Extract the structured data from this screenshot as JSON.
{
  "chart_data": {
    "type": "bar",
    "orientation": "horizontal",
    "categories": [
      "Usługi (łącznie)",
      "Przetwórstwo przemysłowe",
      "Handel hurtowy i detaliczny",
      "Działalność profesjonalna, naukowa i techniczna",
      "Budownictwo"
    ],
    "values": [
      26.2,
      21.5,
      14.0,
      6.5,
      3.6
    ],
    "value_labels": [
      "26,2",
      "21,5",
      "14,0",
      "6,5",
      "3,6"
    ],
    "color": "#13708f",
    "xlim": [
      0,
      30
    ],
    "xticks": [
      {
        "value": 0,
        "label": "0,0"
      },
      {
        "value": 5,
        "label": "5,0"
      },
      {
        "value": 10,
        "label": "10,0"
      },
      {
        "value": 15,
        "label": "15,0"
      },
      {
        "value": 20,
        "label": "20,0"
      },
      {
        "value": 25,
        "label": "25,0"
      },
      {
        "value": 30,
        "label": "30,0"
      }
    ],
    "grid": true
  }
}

=== The problem ===
Please reproduce all of the entries exactly as they stand.

=== Exercise output ===
Extract the structured data from this screenshot as JSON.
{
  "chart_data": {
    "type": "bar",
    "orientation": "horizontal",
    "categories": [
      "Usługi (łącznie)",
      "Przetwórstwo przemysłowe",
      "Handel hurtowy i detaliczny",
      "Działalność profesjonalna, naukowa i techniczna",
      "Budownictwo"
    ],
    "values": [
      26.2,
      21.5,
      14.0,
      6.5,
      3.6
    ],
    "value_labels": [
      "26,2",
      "21,5",
      "14,0",
      "6,5",
      "3,6"
    ],
    "color": "#13708f",
    "xlim": [
      0,
      30
    ],
    "xticks": [
      {
        "value": 0,
        "label": "0,0"
      },
      {
        "value": 5,
        "label": "5,0"
      },
      {
        "value": 10,
        "label": "10,0"
      },
      {
        "value": 15,
        "label": "15,0"
      },
      {
        "value": 20,
        "label": "20,0"
      },
      {
        "value": 25,
        "label": "25,0"
      },
      {
        "value": 30,
        "label": "30,0"
      }
    ],
    "grid": true
  }
}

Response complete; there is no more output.